Your task: Include the line containing "Extract the structured" and every line after it up to the end of the material below; reproduce them exactly and drop the pictures.

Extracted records
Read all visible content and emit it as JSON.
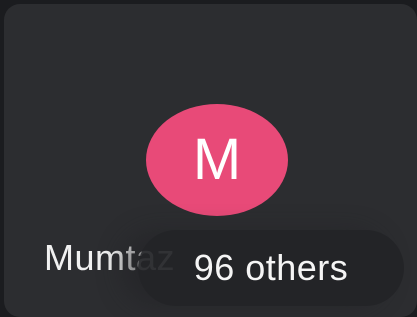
{
  "participant": {
    "initial": "M",
    "name": "Mumtaz",
    "avatar_color": "#e84a78"
  },
  "overflow": {
    "label": "96 others"
  }
}
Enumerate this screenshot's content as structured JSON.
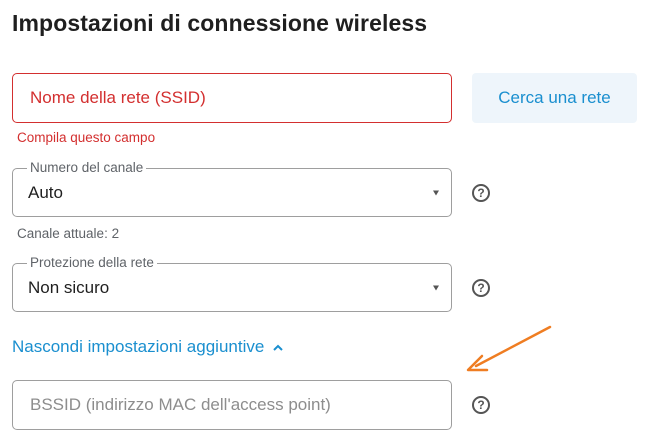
{
  "page": {
    "title": "Impostazioni di connessione wireless"
  },
  "ssid": {
    "placeholder": "Nome della rete (SSID)",
    "error": "Compila questo campo"
  },
  "scan_button": {
    "label": "Cerca una rete"
  },
  "channel": {
    "label": "Numero del canale",
    "value": "Auto",
    "helper": "Canale attuale: 2"
  },
  "security": {
    "label": "Protezione della rete",
    "value": "Non sicuro"
  },
  "advanced": {
    "toggle_label": "Nascondi impostazioni aggiuntive",
    "toggle_icon": "chevron-up-icon"
  },
  "bssid": {
    "placeholder": "BSSID (indirizzo MAC dell'access point)"
  },
  "help_icon": {
    "glyph": "?"
  },
  "colors": {
    "accent": "#1a8fcf",
    "error": "#d32f2f",
    "annotation_arrow": "#ef7d22",
    "button_bg": "#eef5fb"
  }
}
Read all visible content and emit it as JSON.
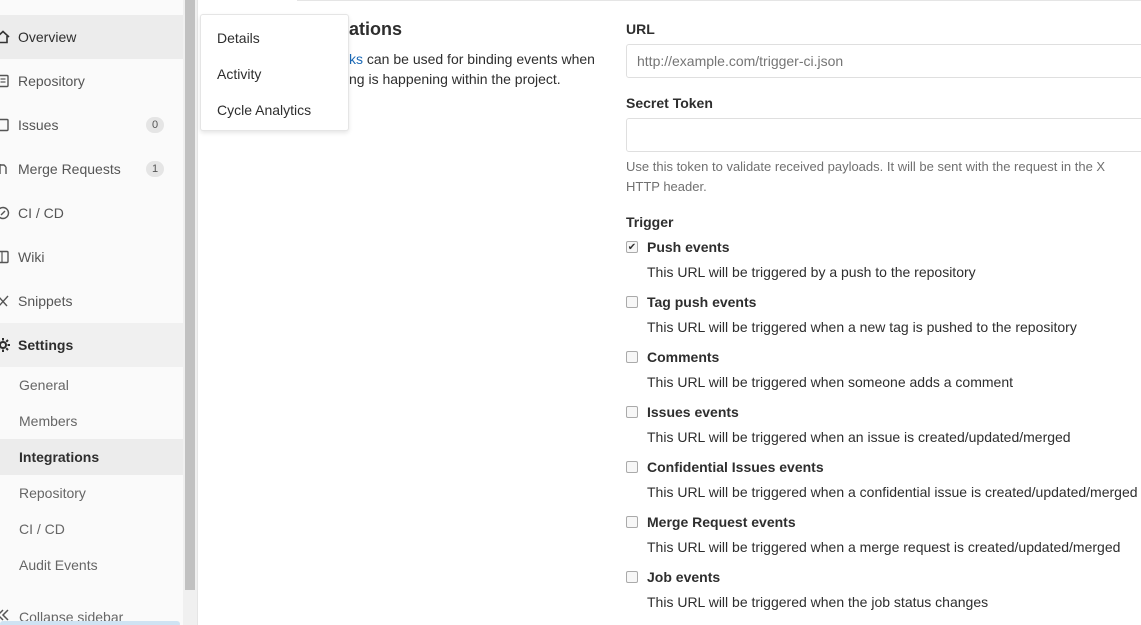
{
  "sidebar": {
    "items": [
      {
        "label": "Overview",
        "icon": "home-icon",
        "active": true
      },
      {
        "label": "Repository",
        "icon": "book-icon"
      },
      {
        "label": "Issues",
        "icon": "issues-icon",
        "badge": "0"
      },
      {
        "label": "Merge Requests",
        "icon": "merge-request-icon",
        "badge": "1"
      },
      {
        "label": "CI / CD",
        "icon": "rocket-icon"
      },
      {
        "label": "Wiki",
        "icon": "wiki-icon"
      },
      {
        "label": "Snippets",
        "icon": "scissors-icon"
      },
      {
        "label": "Settings",
        "icon": "gear-icon"
      }
    ],
    "settings_items": [
      {
        "label": "General"
      },
      {
        "label": "Members"
      },
      {
        "label": "Integrations",
        "active": true
      },
      {
        "label": "Repository"
      },
      {
        "label": "CI / CD"
      },
      {
        "label": "Audit Events"
      }
    ],
    "collapse_label": "Collapse sidebar"
  },
  "dropdown": {
    "items": [
      "Details",
      "Activity",
      "Cycle Analytics"
    ]
  },
  "section": {
    "title": "ations",
    "desc_link": "ks",
    "desc_line1": " can be used for binding events when",
    "desc_line2": "ng is happening within the project."
  },
  "form": {
    "url_label": "URL",
    "url_placeholder": "http://example.com/trigger-ci.json",
    "token_label": "Secret Token",
    "token_help_1": "Use this token to validate received payloads. It will be sent with the request in the X",
    "token_help_2": "HTTP header.",
    "trigger_label": "Trigger",
    "triggers": [
      {
        "label": "Push events",
        "help": "This URL will be triggered by a push to the repository",
        "checked": true
      },
      {
        "label": "Tag push events",
        "help": "This URL will be triggered when a new tag is pushed to the repository",
        "checked": false
      },
      {
        "label": "Comments",
        "help": "This URL will be triggered when someone adds a comment",
        "checked": false
      },
      {
        "label": "Issues events",
        "help": "This URL will be triggered when an issue is created/updated/merged",
        "checked": false
      },
      {
        "label": "Confidential Issues events",
        "help": "This URL will be triggered when a confidential issue is created/updated/merged",
        "checked": false
      },
      {
        "label": "Merge Request events",
        "help": "This URL will be triggered when a merge request is created/updated/merged",
        "checked": false
      },
      {
        "label": "Job events",
        "help": "This URL will be triggered when the job status changes",
        "checked": false
      }
    ]
  },
  "colors": {
    "link": "#1b69b6",
    "sidebar_bg": "#fafafa",
    "active_bg": "#ececec"
  }
}
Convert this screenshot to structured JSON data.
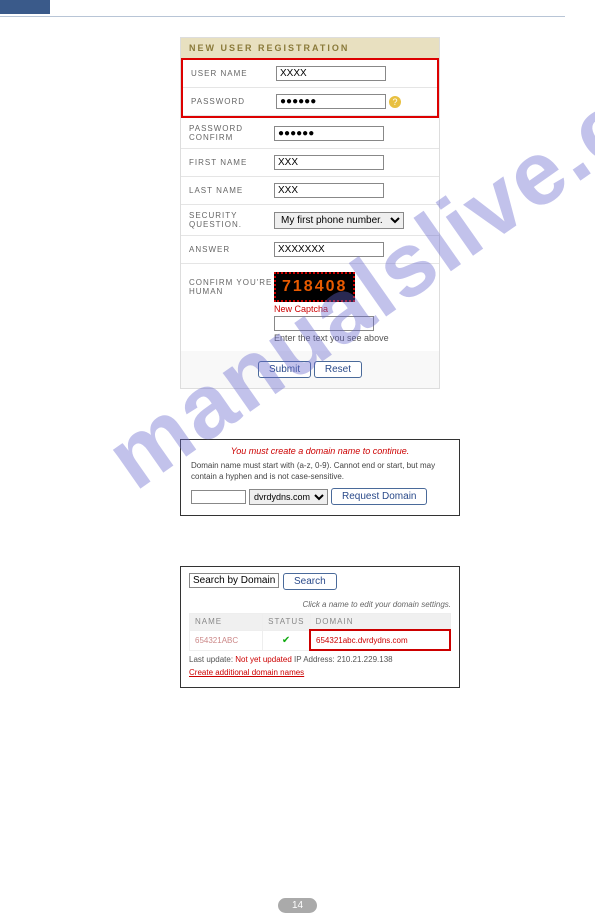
{
  "watermark": "manualslive.com",
  "registration": {
    "title": "NEW USER REGISTRATION",
    "username_label": "USER NAME",
    "username_value": "XXXX",
    "password_label": "PASSWORD",
    "password_value": "●●●●●●",
    "password_confirm_label": "PASSWORD CONFIRM",
    "password_confirm_value": "●●●●●●",
    "firstname_label": "FIRST NAME",
    "firstname_value": "XXX",
    "lastname_label": "LAST NAME",
    "lastname_value": "XXX",
    "security_q_label": "SECURITY QUESTION.",
    "security_q_value": "My first phone number.",
    "answer_label": "ANSWER",
    "answer_value": "XXXXXXX",
    "captcha_label": "CONFIRM YOU'RE HUMAN",
    "captcha_text": "718408",
    "captcha_new": "New Captcha",
    "captcha_hint": "Enter the text you see above",
    "submit": "Submit",
    "reset": "Reset"
  },
  "domain_create": {
    "warn": "You must create a domain name to continue.",
    "info": "Domain name must start with (a-z, 0-9). Cannot end or start, but may contain a hyphen and is not case-sensitive.",
    "domain_suffix": "dvrdydns.com",
    "request_btn": "Request Domain"
  },
  "domain_search": {
    "input_value": "Search by Domain",
    "search_btn": "Search",
    "hint": "Click a name to edit your domain settings.",
    "headers": {
      "name": "NAME",
      "status": "STATUS",
      "domain": "DOMAIN"
    },
    "row": {
      "name": "654321ABC",
      "status": "✔",
      "domain": "654321abc.dvrdydns.com"
    },
    "status_line_prefix": "Last update:",
    "status_line_red": "Not yet updated",
    "status_ip": "IP Address: 210.21.229.138",
    "link": "Create additional domain names"
  },
  "page_number": "14"
}
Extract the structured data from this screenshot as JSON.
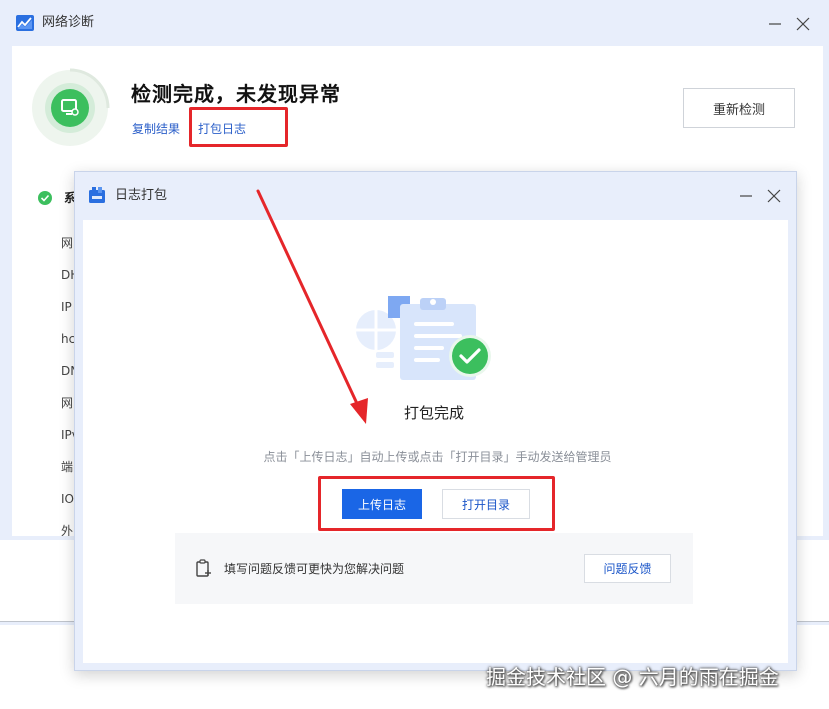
{
  "main_window": {
    "title": "网络诊断",
    "result_title": "检测完成，未发现异常",
    "copy_result_label": "复制结果",
    "pack_log_label": "打包日志",
    "redetect_label": "重新检测",
    "section_label": "系",
    "background_items": [
      "网",
      "DH",
      "IP",
      "hc",
      "DN",
      "网",
      "IPv",
      "端",
      "IO",
      "外"
    ]
  },
  "dialog": {
    "title": "日志打包",
    "status_text": "打包完成",
    "instruction_text": "点击「上传日志」自动上传或点击「打开目录」手动发送给管理员",
    "upload_label": "上传日志",
    "open_dir_label": "打开目录",
    "feedback_text": "填写问题反馈可更快为您解决问题",
    "feedback_button_label": "问题反馈"
  },
  "watermark": "掘金技术社区 @ 六月的雨在掘金",
  "colors": {
    "accent_blue": "#1a66e6",
    "link_blue": "#2b5fc9",
    "success_green": "#3cbf5e",
    "annotation_red": "#e5262a",
    "titlebar_bg": "#e8eefb"
  }
}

Result of the exercise:
Extract the structured data from this screenshot as JSON.
{
  "main_window": {
    "title": "网络诊断",
    "result_title": "检测完成，未发现异常",
    "copy_result_label": "复制结果",
    "pack_log_label": "打包日志",
    "redetect_label": "重新检测",
    "section_label": "系",
    "background_items": [
      "网",
      "DH",
      "IP",
      "hc",
      "DN",
      "网",
      "IPv",
      "端",
      "IO",
      "外"
    ]
  },
  "dialog": {
    "title": "日志打包",
    "status_text": "打包完成",
    "instruction_text": "点击「上传日志」自动上传或点击「打开目录」手动发送给管理员",
    "upload_label": "上传日志",
    "open_dir_label": "打开目录",
    "feedback_text": "填写问题反馈可更快为您解决问题",
    "feedback_button_label": "问题反馈"
  },
  "watermark": "掘金技术社区 @ 六月的雨在掘金",
  "colors": {
    "accent_blue": "#1a66e6",
    "link_blue": "#2b5fc9",
    "success_green": "#3cbf5e",
    "annotation_red": "#e5262a",
    "titlebar_bg": "#e8eefb"
  }
}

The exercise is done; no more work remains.